§ **Exercise objective**
Carry none of the pictures over; write out the complete data exactly.

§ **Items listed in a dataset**
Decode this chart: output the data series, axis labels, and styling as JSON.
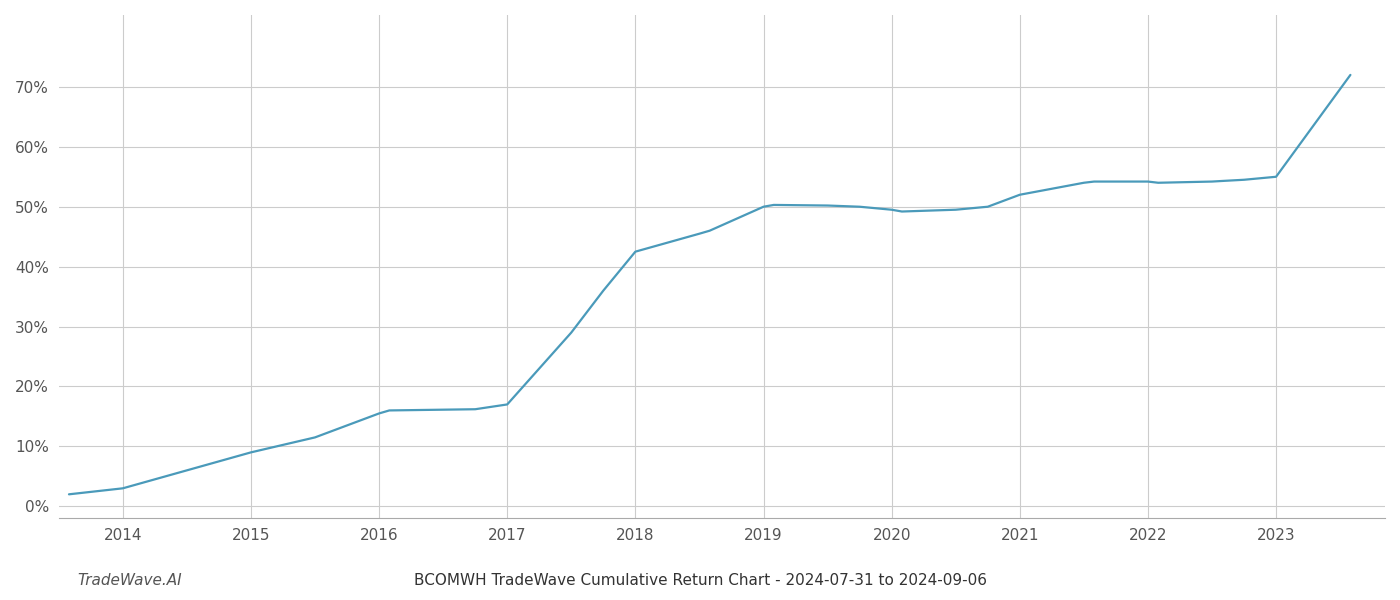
{
  "title": "BCOMWH TradeWave Cumulative Return Chart - 2024-07-31 to 2024-09-06",
  "watermark": "TradeWave.AI",
  "line_color": "#4a9aba",
  "background_color": "#ffffff",
  "grid_color": "#cccccc",
  "x_years": [
    2014,
    2015,
    2016,
    2017,
    2018,
    2019,
    2020,
    2021,
    2022,
    2023
  ],
  "x_data": [
    2013.58,
    2014.0,
    2014.5,
    2015.0,
    2015.5,
    2016.0,
    2016.08,
    2016.75,
    2017.0,
    2017.5,
    2017.75,
    2018.0,
    2018.5,
    2018.58,
    2019.0,
    2019.08,
    2019.5,
    2019.75,
    2020.0,
    2020.08,
    2020.5,
    2020.75,
    2021.0,
    2021.5,
    2021.58,
    2022.0,
    2022.08,
    2022.5,
    2022.58,
    2022.75,
    2023.0,
    2023.58
  ],
  "y_data": [
    2.0,
    3.0,
    6.0,
    9.0,
    11.5,
    15.5,
    16.0,
    16.2,
    17.0,
    29.0,
    36.0,
    42.5,
    45.5,
    46.0,
    50.0,
    50.3,
    50.2,
    50.0,
    49.5,
    49.2,
    49.5,
    50.0,
    52.0,
    54.0,
    54.2,
    54.2,
    54.0,
    54.2,
    54.3,
    54.5,
    55.0,
    72.0
  ],
  "ylim": [
    -2,
    82
  ],
  "yticks": [
    0,
    10,
    20,
    30,
    40,
    50,
    60,
    70
  ],
  "xlim": [
    2013.5,
    2023.85
  ],
  "title_fontsize": 11,
  "watermark_fontsize": 11,
  "tick_label_color": "#555555",
  "title_color": "#333333",
  "line_width": 1.6
}
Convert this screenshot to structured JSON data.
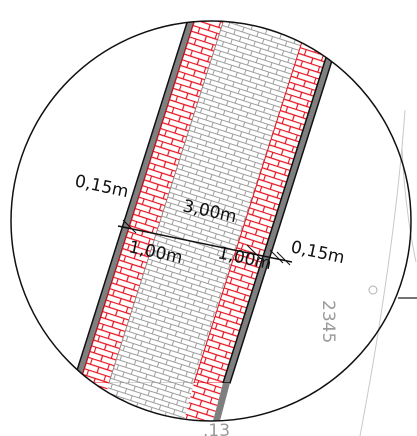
{
  "dimensions": {
    "curb_left": "0,15m",
    "road_width": "3,00m",
    "strip_left": "1,00m",
    "strip_right": "1,00m",
    "curb_right": "0,15m"
  },
  "parcel": {
    "number": "2345",
    "bottom_fragment": ".13"
  },
  "colors": {
    "curb": "#7f7f7f",
    "red_paving": "#e8111e",
    "grey_paving": "#b3b3b3",
    "outline": "#111111"
  }
}
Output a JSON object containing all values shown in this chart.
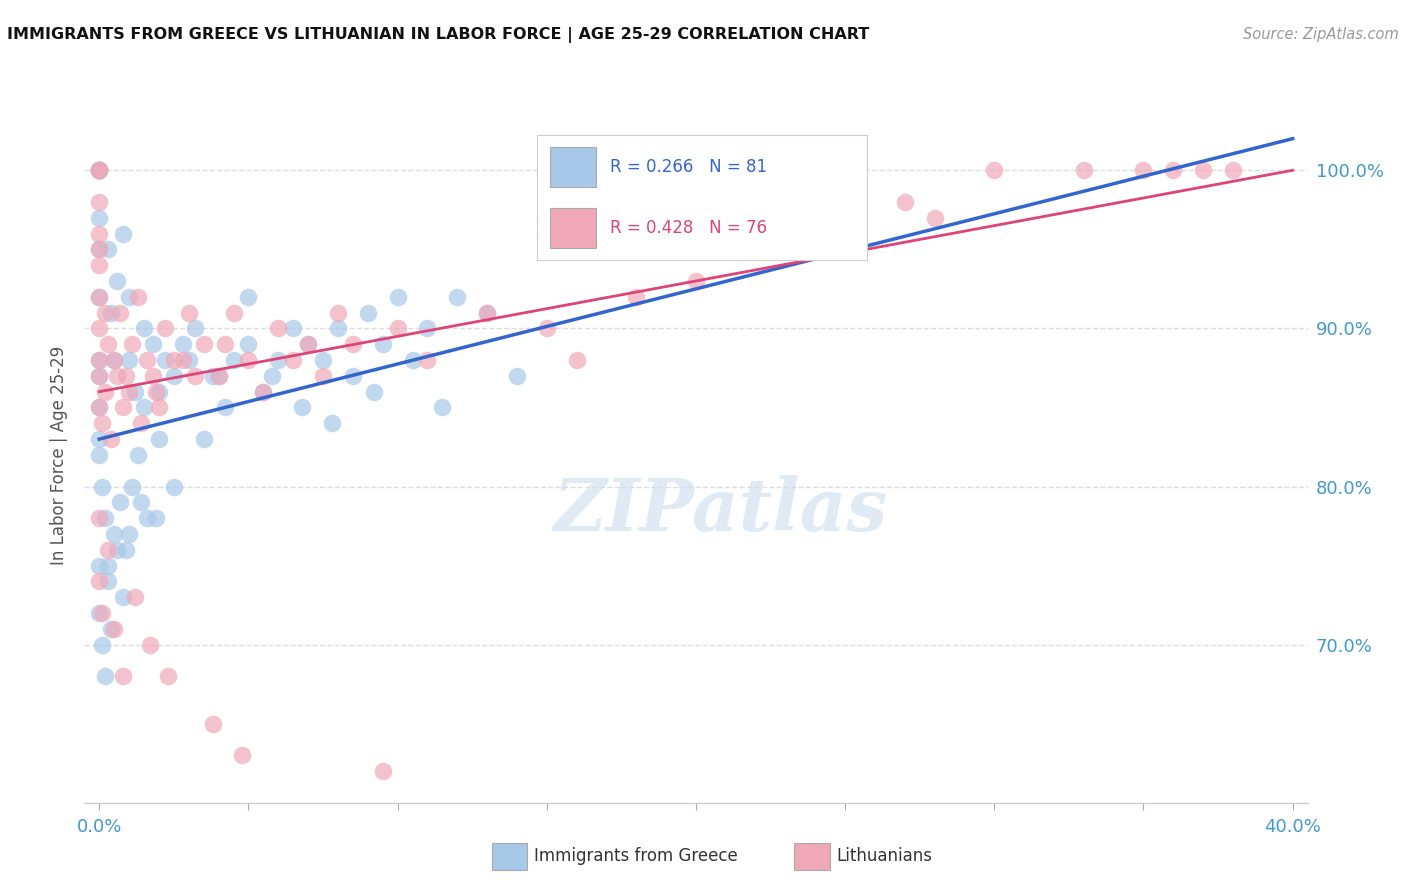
{
  "title": "IMMIGRANTS FROM GREECE VS LITHUANIAN IN LABOR FORCE | AGE 25-29 CORRELATION CHART",
  "source": "Source: ZipAtlas.com",
  "ylabel": "In Labor Force | Age 25-29",
  "xlim": [
    -0.5,
    40.5
  ],
  "ylim": [
    60.0,
    104.0
  ],
  "yticks": [
    70.0,
    80.0,
    90.0,
    100.0
  ],
  "xtick_positions": [
    0.0,
    5.0,
    10.0,
    15.0,
    20.0,
    25.0,
    30.0,
    35.0,
    40.0
  ],
  "xtick_labels_show": [
    "0.0%",
    "",
    "",
    "",
    "",
    "",
    "",
    "",
    "40.0%"
  ],
  "greece_color": "#a8c8e8",
  "lith_color": "#f0a8b8",
  "greece_line_color": "#3366cc",
  "lith_line_color": "#dd4477",
  "R_greece": 0.266,
  "N_greece": 81,
  "R_lith": 0.428,
  "N_lith": 76,
  "greece_x": [
    0.0,
    0.0,
    0.0,
    0.0,
    0.0,
    0.0,
    0.0,
    0.0,
    0.0,
    0.0,
    0.0,
    0.0,
    0.3,
    0.4,
    0.5,
    0.6,
    0.8,
    1.0,
    1.0,
    1.2,
    1.5,
    1.8,
    2.0,
    2.5,
    0.0,
    0.0,
    0.0,
    0.1,
    0.2,
    0.3,
    0.5,
    0.7,
    0.9,
    1.1,
    1.3,
    1.6,
    2.2,
    2.8,
    3.2,
    3.8,
    4.5,
    5.0,
    5.5,
    6.0,
    7.0,
    8.0,
    9.0,
    10.0,
    1.5,
    2.0,
    3.0,
    4.0,
    5.0,
    6.5,
    7.5,
    8.5,
    9.5,
    11.0,
    12.0,
    13.0,
    0.0,
    0.0,
    0.1,
    0.2,
    0.3,
    0.4,
    0.6,
    0.8,
    1.0,
    1.4,
    1.9,
    2.5,
    3.5,
    4.2,
    5.8,
    6.8,
    7.8,
    9.2,
    10.5,
    11.5,
    14.0
  ],
  "greece_y": [
    87.0,
    88.0,
    92.0,
    95.0,
    97.0,
    100.0,
    100.0,
    100.0,
    100.0,
    100.0,
    100.0,
    100.0,
    95.0,
    91.0,
    88.0,
    93.0,
    96.0,
    88.0,
    92.0,
    86.0,
    90.0,
    89.0,
    83.0,
    87.0,
    85.0,
    83.0,
    82.0,
    80.0,
    78.0,
    75.0,
    77.0,
    79.0,
    76.0,
    80.0,
    82.0,
    78.0,
    88.0,
    89.0,
    90.0,
    87.0,
    88.0,
    92.0,
    86.0,
    88.0,
    89.0,
    90.0,
    91.0,
    92.0,
    85.0,
    86.0,
    88.0,
    87.0,
    89.0,
    90.0,
    88.0,
    87.0,
    89.0,
    90.0,
    92.0,
    91.0,
    75.0,
    72.0,
    70.0,
    68.0,
    74.0,
    71.0,
    76.0,
    73.0,
    77.0,
    79.0,
    78.0,
    80.0,
    83.0,
    85.0,
    87.0,
    85.0,
    84.0,
    86.0,
    88.0,
    85.0,
    87.0
  ],
  "lith_x": [
    0.0,
    0.0,
    0.0,
    0.0,
    0.0,
    0.0,
    0.0,
    0.0,
    0.0,
    0.0,
    0.2,
    0.3,
    0.5,
    0.7,
    0.9,
    1.1,
    1.3,
    1.6,
    1.9,
    2.2,
    2.5,
    3.0,
    3.5,
    4.0,
    4.5,
    5.0,
    6.0,
    7.0,
    8.0,
    0.0,
    0.1,
    0.2,
    0.4,
    0.6,
    0.8,
    1.0,
    1.4,
    1.8,
    2.0,
    2.8,
    3.2,
    4.2,
    5.5,
    6.5,
    7.5,
    8.5,
    10.0,
    11.0,
    13.0,
    15.0,
    16.0,
    18.0,
    20.0,
    22.0,
    24.0,
    25.0,
    27.0,
    28.0,
    30.0,
    33.0,
    35.0,
    36.0,
    37.0,
    38.0,
    0.0,
    0.0,
    0.1,
    0.3,
    0.5,
    0.8,
    1.2,
    1.7,
    2.3,
    3.8,
    4.8,
    9.5
  ],
  "lith_y": [
    87.0,
    88.0,
    90.0,
    92.0,
    94.0,
    95.0,
    96.0,
    98.0,
    100.0,
    100.0,
    91.0,
    89.0,
    88.0,
    91.0,
    87.0,
    89.0,
    92.0,
    88.0,
    86.0,
    90.0,
    88.0,
    91.0,
    89.0,
    87.0,
    91.0,
    88.0,
    90.0,
    89.0,
    91.0,
    85.0,
    84.0,
    86.0,
    83.0,
    87.0,
    85.0,
    86.0,
    84.0,
    87.0,
    85.0,
    88.0,
    87.0,
    89.0,
    86.0,
    88.0,
    87.0,
    89.0,
    90.0,
    88.0,
    91.0,
    90.0,
    88.0,
    92.0,
    93.0,
    95.0,
    96.0,
    97.0,
    98.0,
    97.0,
    100.0,
    100.0,
    100.0,
    100.0,
    100.0,
    100.0,
    78.0,
    74.0,
    72.0,
    76.0,
    71.0,
    68.0,
    73.0,
    70.0,
    68.0,
    65.0,
    63.0,
    62.0
  ],
  "background_color": "#ffffff",
  "grid_color": "#dddddd",
  "tick_label_color": "#4499cc",
  "watermark_text": "ZIPatlas",
  "watermark_color": "#ccddee"
}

§ **Solution for this exercise**
Decode this chart: output the data series, axis labels, and styling as JSON.
{
  "title": "BCOMWH TradeWave Cumulative Return Chart - 2024-07-31 to 2024-09-06",
  "watermark": "TradeWave.AI",
  "line_color": "#4a9aba",
  "background_color": "#ffffff",
  "grid_color": "#cccccc",
  "x_years": [
    2014,
    2015,
    2016,
    2017,
    2018,
    2019,
    2020,
    2021,
    2022,
    2023
  ],
  "x_data": [
    2013.58,
    2014.0,
    2014.5,
    2015.0,
    2015.5,
    2016.0,
    2016.08,
    2016.75,
    2017.0,
    2017.5,
    2017.75,
    2018.0,
    2018.5,
    2018.58,
    2019.0,
    2019.08,
    2019.5,
    2019.75,
    2020.0,
    2020.08,
    2020.5,
    2020.75,
    2021.0,
    2021.5,
    2021.58,
    2022.0,
    2022.08,
    2022.5,
    2022.58,
    2022.75,
    2023.0,
    2023.58
  ],
  "y_data": [
    2.0,
    3.0,
    6.0,
    9.0,
    11.5,
    15.5,
    16.0,
    16.2,
    17.0,
    29.0,
    36.0,
    42.5,
    45.5,
    46.0,
    50.0,
    50.3,
    50.2,
    50.0,
    49.5,
    49.2,
    49.5,
    50.0,
    52.0,
    54.0,
    54.2,
    54.2,
    54.0,
    54.2,
    54.3,
    54.5,
    55.0,
    72.0
  ],
  "ylim": [
    -2,
    82
  ],
  "yticks": [
    0,
    10,
    20,
    30,
    40,
    50,
    60,
    70
  ],
  "xlim": [
    2013.5,
    2023.85
  ],
  "title_fontsize": 11,
  "watermark_fontsize": 11,
  "tick_label_color": "#555555",
  "title_color": "#333333",
  "line_width": 1.6
}
Convert this screenshot to structured JSON data.
{
  "dimensions": {
    "curb_left": "0,15m",
    "road_width": "3,00m",
    "strip_left": "1,00m",
    "strip_right": "1,00m",
    "curb_right": "0,15m"
  },
  "parcel": {
    "number": "2345",
    "bottom_fragment": ".13"
  },
  "colors": {
    "curb": "#7f7f7f",
    "red_paving": "#e8111e",
    "grey_paving": "#b3b3b3",
    "outline": "#111111"
  }
}
Output a JSON object containing all values shown in this chart.
{
  "title": "IMMIGRANTS FROM GREECE VS LITHUANIAN IN LABOR FORCE | AGE 25-29 CORRELATION CHART",
  "source": "Source: ZipAtlas.com",
  "ylabel": "In Labor Force | Age 25-29",
  "xlim": [
    -0.5,
    40.5
  ],
  "ylim": [
    60.0,
    104.0
  ],
  "yticks": [
    70.0,
    80.0,
    90.0,
    100.0
  ],
  "xtick_positions": [
    0.0,
    5.0,
    10.0,
    15.0,
    20.0,
    25.0,
    30.0,
    35.0,
    40.0
  ],
  "xtick_labels_show": [
    "0.0%",
    "",
    "",
    "",
    "",
    "",
    "",
    "",
    "40.0%"
  ],
  "greece_color": "#a8c8e8",
  "lith_color": "#f0a8b8",
  "greece_line_color": "#3366cc",
  "lith_line_color": "#dd4477",
  "R_greece": 0.266,
  "N_greece": 81,
  "R_lith": 0.428,
  "N_lith": 76,
  "greece_x": [
    0.0,
    0.0,
    0.0,
    0.0,
    0.0,
    0.0,
    0.0,
    0.0,
    0.0,
    0.0,
    0.0,
    0.0,
    0.3,
    0.4,
    0.5,
    0.6,
    0.8,
    1.0,
    1.0,
    1.2,
    1.5,
    1.8,
    2.0,
    2.5,
    0.0,
    0.0,
    0.0,
    0.1,
    0.2,
    0.3,
    0.5,
    0.7,
    0.9,
    1.1,
    1.3,
    1.6,
    2.2,
    2.8,
    3.2,
    3.8,
    4.5,
    5.0,
    5.5,
    6.0,
    7.0,
    8.0,
    9.0,
    10.0,
    1.5,
    2.0,
    3.0,
    4.0,
    5.0,
    6.5,
    7.5,
    8.5,
    9.5,
    11.0,
    12.0,
    13.0,
    0.0,
    0.0,
    0.1,
    0.2,
    0.3,
    0.4,
    0.6,
    0.8,
    1.0,
    1.4,
    1.9,
    2.5,
    3.5,
    4.2,
    5.8,
    6.8,
    7.8,
    9.2,
    10.5,
    11.5,
    14.0
  ],
  "greece_y": [
    87.0,
    88.0,
    92.0,
    95.0,
    97.0,
    100.0,
    100.0,
    100.0,
    100.0,
    100.0,
    100.0,
    100.0,
    95.0,
    91.0,
    88.0,
    93.0,
    96.0,
    88.0,
    92.0,
    86.0,
    90.0,
    89.0,
    83.0,
    87.0,
    85.0,
    83.0,
    82.0,
    80.0,
    78.0,
    75.0,
    77.0,
    79.0,
    76.0,
    80.0,
    82.0,
    78.0,
    88.0,
    89.0,
    90.0,
    87.0,
    88.0,
    92.0,
    86.0,
    88.0,
    89.0,
    90.0,
    91.0,
    92.0,
    85.0,
    86.0,
    88.0,
    87.0,
    89.0,
    90.0,
    88.0,
    87.0,
    89.0,
    90.0,
    92.0,
    91.0,
    75.0,
    72.0,
    70.0,
    68.0,
    74.0,
    71.0,
    76.0,
    73.0,
    77.0,
    79.0,
    78.0,
    80.0,
    83.0,
    85.0,
    87.0,
    85.0,
    84.0,
    86.0,
    88.0,
    85.0,
    87.0
  ],
  "lith_x": [
    0.0,
    0.0,
    0.0,
    0.0,
    0.0,
    0.0,
    0.0,
    0.0,
    0.0,
    0.0,
    0.2,
    0.3,
    0.5,
    0.7,
    0.9,
    1.1,
    1.3,
    1.6,
    1.9,
    2.2,
    2.5,
    3.0,
    3.5,
    4.0,
    4.5,
    5.0,
    6.0,
    7.0,
    8.0,
    0.0,
    0.1,
    0.2,
    0.4,
    0.6,
    0.8,
    1.0,
    1.4,
    1.8,
    2.0,
    2.8,
    3.2,
    4.2,
    5.5,
    6.5,
    7.5,
    8.5,
    10.0,
    11.0,
    13.0,
    15.0,
    16.0,
    18.0,
    20.0,
    22.0,
    24.0,
    25.0,
    27.0,
    28.0,
    30.0,
    33.0,
    35.0,
    36.0,
    37.0,
    38.0,
    0.0,
    0.0,
    0.1,
    0.3,
    0.5,
    0.8,
    1.2,
    1.7,
    2.3,
    3.8,
    4.8,
    9.5
  ],
  "lith_y": [
    87.0,
    88.0,
    90.0,
    92.0,
    94.0,
    95.0,
    96.0,
    98.0,
    100.0,
    100.0,
    91.0,
    89.0,
    88.0,
    91.0,
    87.0,
    89.0,
    92.0,
    88.0,
    86.0,
    90.0,
    88.0,
    91.0,
    89.0,
    87.0,
    91.0,
    88.0,
    90.0,
    89.0,
    91.0,
    85.0,
    84.0,
    86.0,
    83.0,
    87.0,
    85.0,
    86.0,
    84.0,
    87.0,
    85.0,
    88.0,
    87.0,
    89.0,
    86.0,
    88.0,
    87.0,
    89.0,
    90.0,
    88.0,
    91.0,
    90.0,
    88.0,
    92.0,
    93.0,
    95.0,
    96.0,
    97.0,
    98.0,
    97.0,
    100.0,
    100.0,
    100.0,
    100.0,
    100.0,
    100.0,
    78.0,
    74.0,
    72.0,
    76.0,
    71.0,
    68.0,
    73.0,
    70.0,
    68.0,
    65.0,
    63.0,
    62.0
  ],
  "background_color": "#ffffff",
  "grid_color": "#dddddd",
  "tick_label_color": "#4499cc",
  "watermark_text": "ZIPatlas",
  "watermark_color": "#ccddee"
}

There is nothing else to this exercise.